* _WORK INSTRUCTIONS_: Skip the images and return the records below exactly.

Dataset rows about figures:

☆ ☆ ☆

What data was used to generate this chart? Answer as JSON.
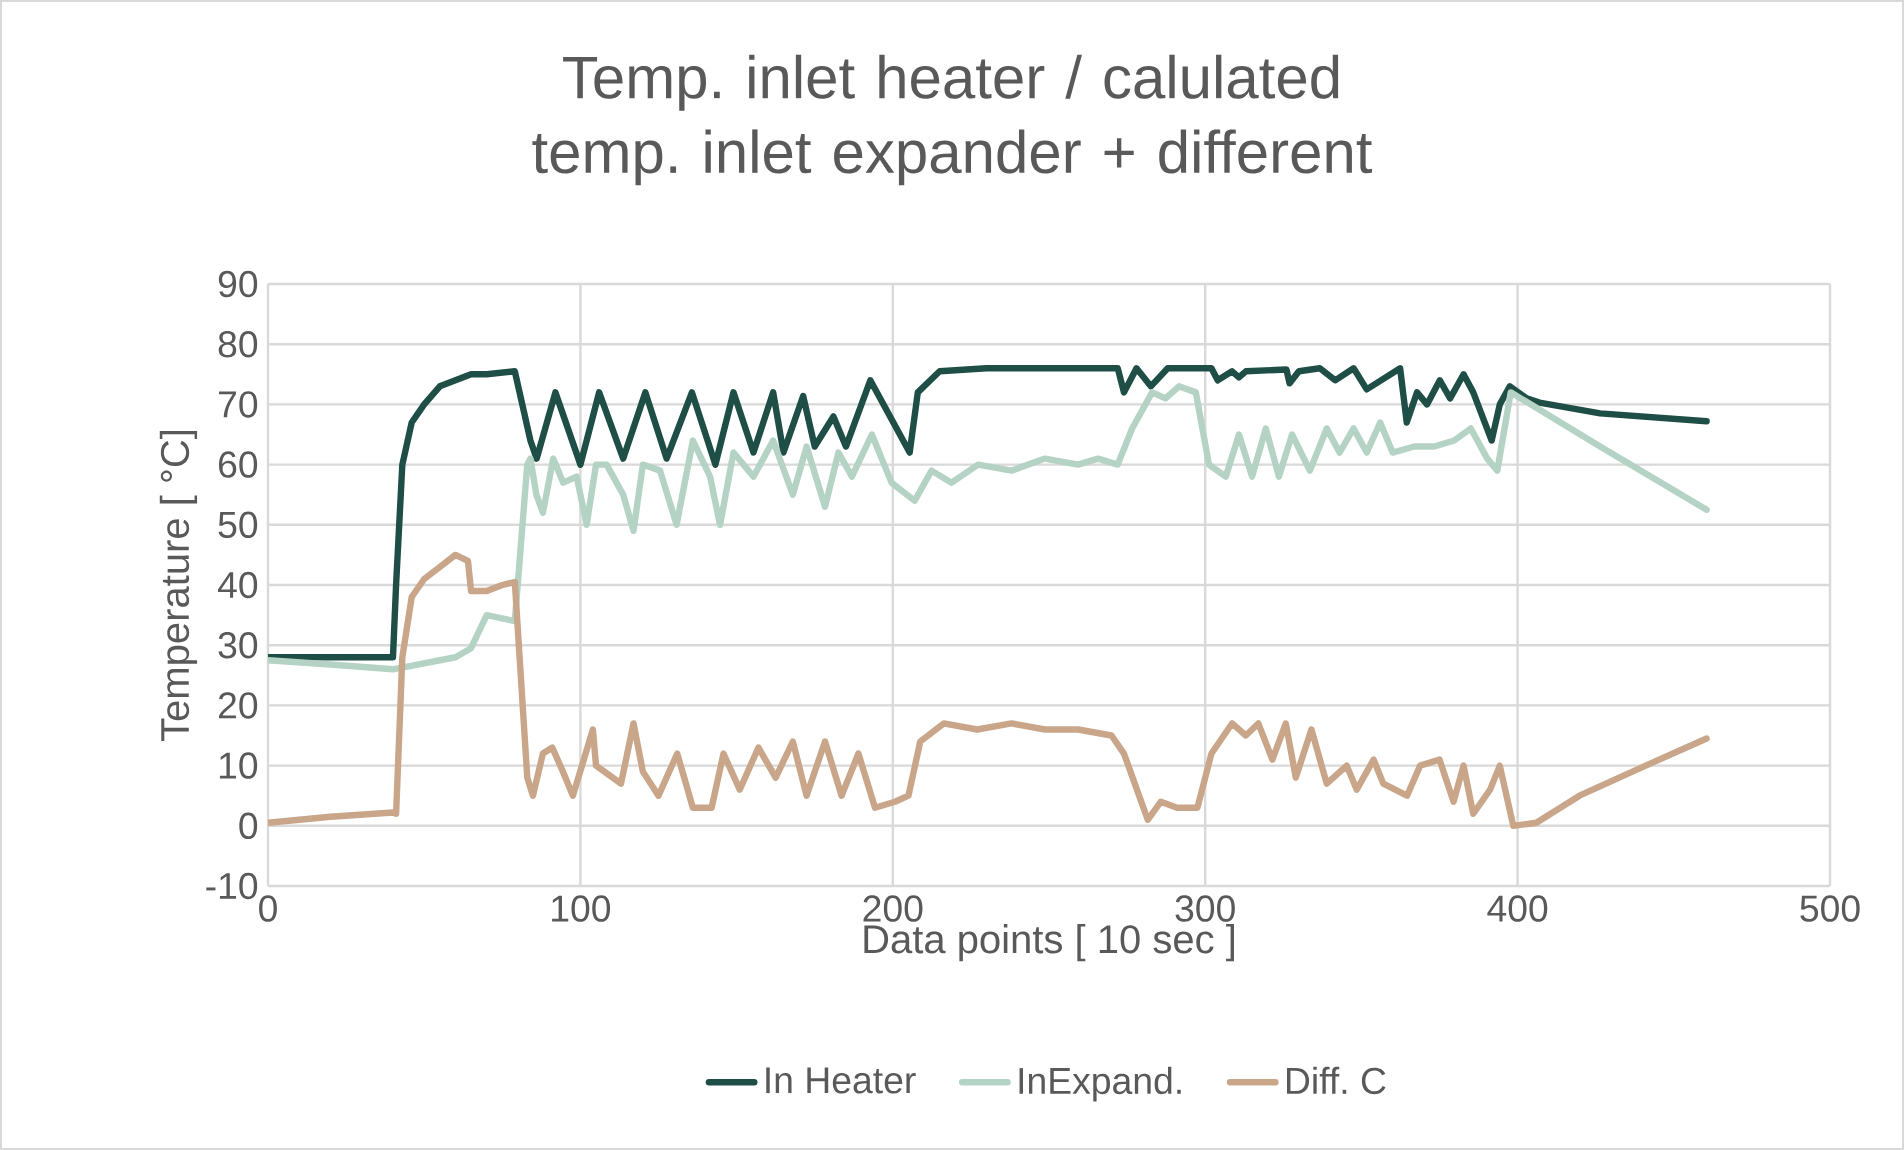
{
  "chart_data": {
    "type": "line",
    "title": "Temp. inlet heater / calulated temp. inlet expander + different",
    "xlabel": "Data points [ 10 sec ]",
    "ylabel": "Temperature [ °C]",
    "xlim": [
      0,
      500
    ],
    "xticks": [
      0,
      100,
      200,
      300,
      400,
      500
    ],
    "ylim": [
      -10,
      90
    ],
    "yticks": [
      -10,
      0,
      10,
      20,
      30,
      40,
      50,
      60,
      70,
      80,
      90
    ],
    "grid": true,
    "legend": "bottom",
    "series": [
      {
        "name": "In Heater",
        "color": "#1f4e47",
        "x": [
          0,
          20,
          40,
          41,
          43,
          46,
          50,
          55,
          60,
          65,
          70,
          79,
          84,
          86,
          92,
          100,
          106,
          113.7,
          120.8,
          127.6,
          135.7,
          143.2,
          149,
          155.4,
          161.7,
          165,
          171.3,
          175,
          181,
          185,
          192.8,
          205.4,
          208,
          215,
          230,
          272,
          274,
          278,
          282.6,
          288,
          302,
          304,
          308.6,
          310.8,
          313,
          326,
          327,
          330,
          336.7,
          341.6,
          347.5,
          351.7,
          362.4,
          364.5,
          367.8,
          371,
          375.1,
          378.4,
          382.7,
          385.8,
          391.7,
          394.3,
          397.5,
          402.9,
          407,
          426.4,
          460.5
        ],
        "values": [
          28,
          28,
          28,
          40,
          60,
          67,
          70,
          73,
          74,
          75,
          75,
          75.5,
          64,
          61,
          72,
          60,
          72,
          61,
          72,
          61,
          72,
          60,
          72,
          62,
          72,
          62,
          71.4,
          63,
          68,
          63,
          74,
          62,
          72,
          75.5,
          76,
          76,
          72,
          76,
          73,
          76,
          76,
          74,
          75.5,
          74.5,
          75.5,
          75.8,
          73.5,
          75.5,
          76,
          74,
          76,
          72.5,
          76,
          67,
          72,
          70,
          74,
          71,
          75,
          72,
          64,
          70,
          73,
          71,
          70.3,
          68.5,
          67.2
        ]
      },
      {
        "name": "InExpand.",
        "color": "#b5d3c4",
        "x": [
          0,
          20,
          40,
          50,
          60,
          65,
          70,
          79,
          83,
          84,
          85.9,
          88,
          91.3,
          94.5,
          98.8,
          102,
          105,
          108.4,
          113.7,
          117,
          120,
          125.5,
          130.8,
          136,
          141.5,
          144.7,
          149,
          155.4,
          161.7,
          168,
          172.4,
          178.3,
          182.6,
          186.9,
          193.3,
          199.6,
          207,
          212.4,
          218.8,
          227.3,
          238,
          248.7,
          259.3,
          265.7,
          272,
          276.6,
          283,
          287.3,
          291.6,
          297,
          301.2,
          306.6,
          310.8,
          315,
          319.4,
          323.6,
          327.8,
          333.5,
          338.9,
          343,
          347.5,
          351.7,
          356,
          360,
          366.9,
          373.3,
          379.7,
          385,
          390.3,
          393.5,
          397.8,
          401,
          426.4,
          460.5
        ],
        "values": [
          27.5,
          26.8,
          26,
          27,
          28,
          29.5,
          35,
          34,
          60,
          61,
          55,
          52,
          61,
          57,
          58,
          50,
          60,
          60,
          55,
          49,
          60,
          59,
          50,
          64,
          58,
          50,
          62,
          58,
          64,
          55,
          63,
          53,
          62,
          58,
          65,
          57,
          54,
          59,
          57,
          60,
          59,
          61,
          60,
          61,
          60,
          66,
          72,
          71,
          73,
          72,
          60,
          58,
          65,
          58,
          66,
          58,
          65,
          59,
          66,
          62,
          66,
          62,
          67,
          62,
          63,
          63,
          64,
          66,
          61,
          59,
          72,
          71,
          63,
          52.5
        ]
      },
      {
        "name": "Diff. C",
        "color": "#c9a58a",
        "x": [
          0,
          20,
          40,
          41,
          43,
          46,
          50,
          55,
          60,
          64,
          65,
          70,
          75,
          79,
          83,
          84.8,
          88,
          91,
          94.4,
          97.6,
          104,
          105,
          113,
          117,
          120,
          125,
          131,
          136,
          142,
          145.8,
          151,
          157,
          162.5,
          168,
          172.4,
          178.3,
          183.6,
          189,
          194.3,
          200.7,
          205,
          208.8,
          216.3,
          227,
          238,
          248.7,
          259.3,
          270,
          274,
          281.6,
          285.8,
          291,
          297.5,
          302,
          308.6,
          313,
          317,
          321.5,
          325.8,
          329,
          334,
          338.9,
          345.3,
          348.5,
          353.9,
          357,
          364.6,
          368.8,
          375,
          379.5,
          382.7,
          385.8,
          391.2,
          394.3,
          398.6,
          406,
          419.8,
          441,
          460.5
        ],
        "values": [
          0.5,
          1.5,
          2.2,
          2,
          28,
          38,
          41,
          43,
          45,
          44,
          39,
          39,
          40,
          40.5,
          8,
          5,
          12,
          13,
          9,
          5,
          16,
          10,
          7,
          17,
          9,
          5,
          12,
          3,
          3,
          12,
          6,
          13,
          8,
          14,
          5,
          14,
          5,
          12,
          3,
          4,
          5,
          14,
          17,
          16,
          17,
          16,
          16,
          15,
          12,
          1,
          4,
          3,
          3,
          12,
          17,
          15,
          17,
          11,
          17,
          8,
          16,
          7,
          10,
          6,
          11,
          7,
          5,
          10,
          11,
          4,
          10,
          2,
          6,
          10,
          0,
          0.5,
          5,
          10,
          14.5
        ]
      }
    ]
  }
}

☆ ☆ ☆

* _TASK RESPONSE_:
What data was used to generate this chart? Answer as JSON.
{
  "chart_data": {
    "type": "line",
    "title": "Temp. inlet heater / calulated temp. inlet expander + different",
    "xlabel": "Data points [ 10 sec ]",
    "ylabel": "Temperature [ °C]",
    "xlim": [
      0,
      500
    ],
    "xticks": [
      0,
      100,
      200,
      300,
      400,
      500
    ],
    "ylim": [
      -10,
      90
    ],
    "yticks": [
      -10,
      0,
      10,
      20,
      30,
      40,
      50,
      60,
      70,
      80,
      90
    ],
    "grid": true,
    "legend": "bottom",
    "series": [
      {
        "name": "In Heater",
        "color": "#1f4e47",
        "x": [
          0,
          20,
          40,
          41,
          43,
          46,
          50,
          55,
          60,
          65,
          70,
          79,
          84,
          86,
          92,
          100,
          106,
          113.7,
          120.8,
          127.6,
          135.7,
          143.2,
          149,
          155.4,
          161.7,
          165,
          171.3,
          175,
          181,
          185,
          192.8,
          205.4,
          208,
          215,
          230,
          272,
          274,
          278,
          282.6,
          288,
          302,
          304,
          308.6,
          310.8,
          313,
          326,
          327,
          330,
          336.7,
          341.6,
          347.5,
          351.7,
          362.4,
          364.5,
          367.8,
          371,
          375.1,
          378.4,
          382.7,
          385.8,
          391.7,
          394.3,
          397.5,
          402.9,
          407,
          426.4,
          460.5
        ],
        "values": [
          28,
          28,
          28,
          40,
          60,
          67,
          70,
          73,
          74,
          75,
          75,
          75.5,
          64,
          61,
          72,
          60,
          72,
          61,
          72,
          61,
          72,
          60,
          72,
          62,
          72,
          62,
          71.4,
          63,
          68,
          63,
          74,
          62,
          72,
          75.5,
          76,
          76,
          72,
          76,
          73,
          76,
          76,
          74,
          75.5,
          74.5,
          75.5,
          75.8,
          73.5,
          75.5,
          76,
          74,
          76,
          72.5,
          76,
          67,
          72,
          70,
          74,
          71,
          75,
          72,
          64,
          70,
          73,
          71,
          70.3,
          68.5,
          67.2
        ]
      },
      {
        "name": "InExpand.",
        "color": "#b5d3c4",
        "x": [
          0,
          20,
          40,
          50,
          60,
          65,
          70,
          79,
          83,
          84,
          85.9,
          88,
          91.3,
          94.5,
          98.8,
          102,
          105,
          108.4,
          113.7,
          117,
          120,
          125.5,
          130.8,
          136,
          141.5,
          144.7,
          149,
          155.4,
          161.7,
          168,
          172.4,
          178.3,
          182.6,
          186.9,
          193.3,
          199.6,
          207,
          212.4,
          218.8,
          227.3,
          238,
          248.7,
          259.3,
          265.7,
          272,
          276.6,
          283,
          287.3,
          291.6,
          297,
          301.2,
          306.6,
          310.8,
          315,
          319.4,
          323.6,
          327.8,
          333.5,
          338.9,
          343,
          347.5,
          351.7,
          356,
          360,
          366.9,
          373.3,
          379.7,
          385,
          390.3,
          393.5,
          397.8,
          401,
          426.4,
          460.5
        ],
        "values": [
          27.5,
          26.8,
          26,
          27,
          28,
          29.5,
          35,
          34,
          60,
          61,
          55,
          52,
          61,
          57,
          58,
          50,
          60,
          60,
          55,
          49,
          60,
          59,
          50,
          64,
          58,
          50,
          62,
          58,
          64,
          55,
          63,
          53,
          62,
          58,
          65,
          57,
          54,
          59,
          57,
          60,
          59,
          61,
          60,
          61,
          60,
          66,
          72,
          71,
          73,
          72,
          60,
          58,
          65,
          58,
          66,
          58,
          65,
          59,
          66,
          62,
          66,
          62,
          67,
          62,
          63,
          63,
          64,
          66,
          61,
          59,
          72,
          71,
          63,
          52.5
        ]
      },
      {
        "name": "Diff. C",
        "color": "#c9a58a",
        "x": [
          0,
          20,
          40,
          41,
          43,
          46,
          50,
          55,
          60,
          64,
          65,
          70,
          75,
          79,
          83,
          84.8,
          88,
          91,
          94.4,
          97.6,
          104,
          105,
          113,
          117,
          120,
          125,
          131,
          136,
          142,
          145.8,
          151,
          157,
          162.5,
          168,
          172.4,
          178.3,
          183.6,
          189,
          194.3,
          200.7,
          205,
          208.8,
          216.3,
          227,
          238,
          248.7,
          259.3,
          270,
          274,
          281.6,
          285.8,
          291,
          297.5,
          302,
          308.6,
          313,
          317,
          321.5,
          325.8,
          329,
          334,
          338.9,
          345.3,
          348.5,
          353.9,
          357,
          364.6,
          368.8,
          375,
          379.5,
          382.7,
          385.8,
          391.2,
          394.3,
          398.6,
          406,
          419.8,
          441,
          460.5
        ],
        "values": [
          0.5,
          1.5,
          2.2,
          2,
          28,
          38,
          41,
          43,
          45,
          44,
          39,
          39,
          40,
          40.5,
          8,
          5,
          12,
          13,
          9,
          5,
          16,
          10,
          7,
          17,
          9,
          5,
          12,
          3,
          3,
          12,
          6,
          13,
          8,
          14,
          5,
          14,
          5,
          12,
          3,
          4,
          5,
          14,
          17,
          16,
          17,
          16,
          16,
          15,
          12,
          1,
          4,
          3,
          3,
          12,
          17,
          15,
          17,
          11,
          17,
          8,
          16,
          7,
          10,
          6,
          11,
          7,
          5,
          10,
          11,
          4,
          10,
          2,
          6,
          10,
          0,
          0.5,
          5,
          10,
          14.5
        ]
      }
    ]
  }
}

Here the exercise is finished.